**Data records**
====================

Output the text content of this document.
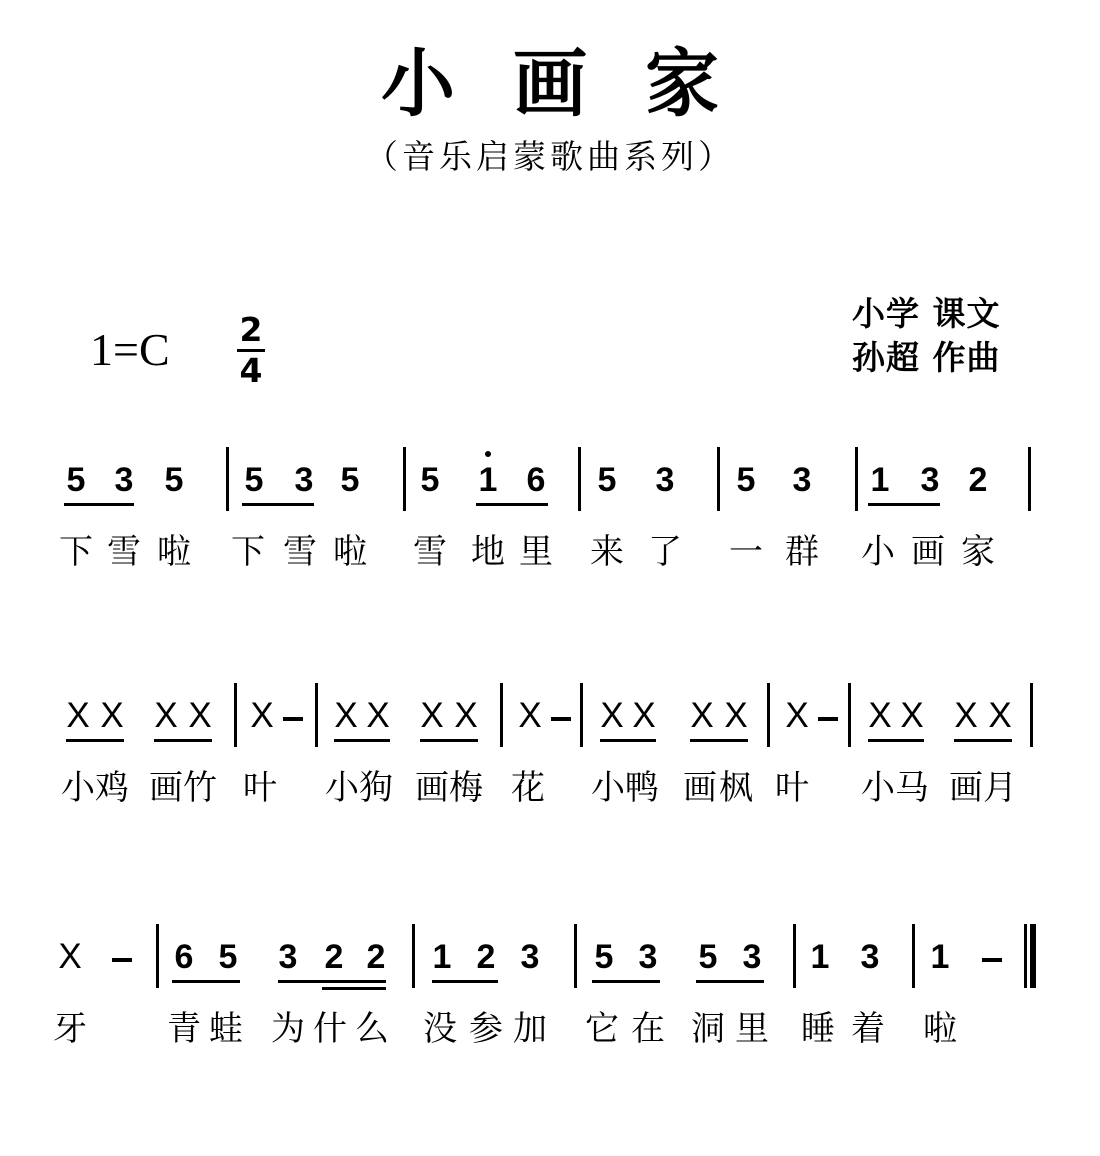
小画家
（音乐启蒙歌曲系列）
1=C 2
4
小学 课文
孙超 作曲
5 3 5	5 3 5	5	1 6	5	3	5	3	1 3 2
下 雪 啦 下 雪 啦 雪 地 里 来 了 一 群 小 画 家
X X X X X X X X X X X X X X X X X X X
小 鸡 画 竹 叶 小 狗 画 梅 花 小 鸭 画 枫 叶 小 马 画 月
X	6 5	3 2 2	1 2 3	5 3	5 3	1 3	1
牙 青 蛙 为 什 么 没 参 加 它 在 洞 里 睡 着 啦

====================

**GIVEN PROBLEM**
Return the whole listing, word for word, and leave out every picture.

**TASK ANSWER**
Output the text content of this document.
小画家
（音乐启蒙歌曲系列）
1=C 2
4
小学 课文
孙超 作曲
5 3 5	5 3 5	5	1 6	5	3	5	3	1 3 2
下 雪 啦 下 雪 啦 雪 地 里 来 了 一 群 小 画 家
X X X X X X X X X X X X X X X X X X X
小 鸡 画 竹 叶 小 狗 画 梅 花 小 鸭 画 枫 叶 小 马 画 月
X	6 5	3 2 2	1 2 3	5 3	5 3	1 3	1
牙 青 蛙 为 什 么 没 参 加 它 在 洞 里 睡 着 啦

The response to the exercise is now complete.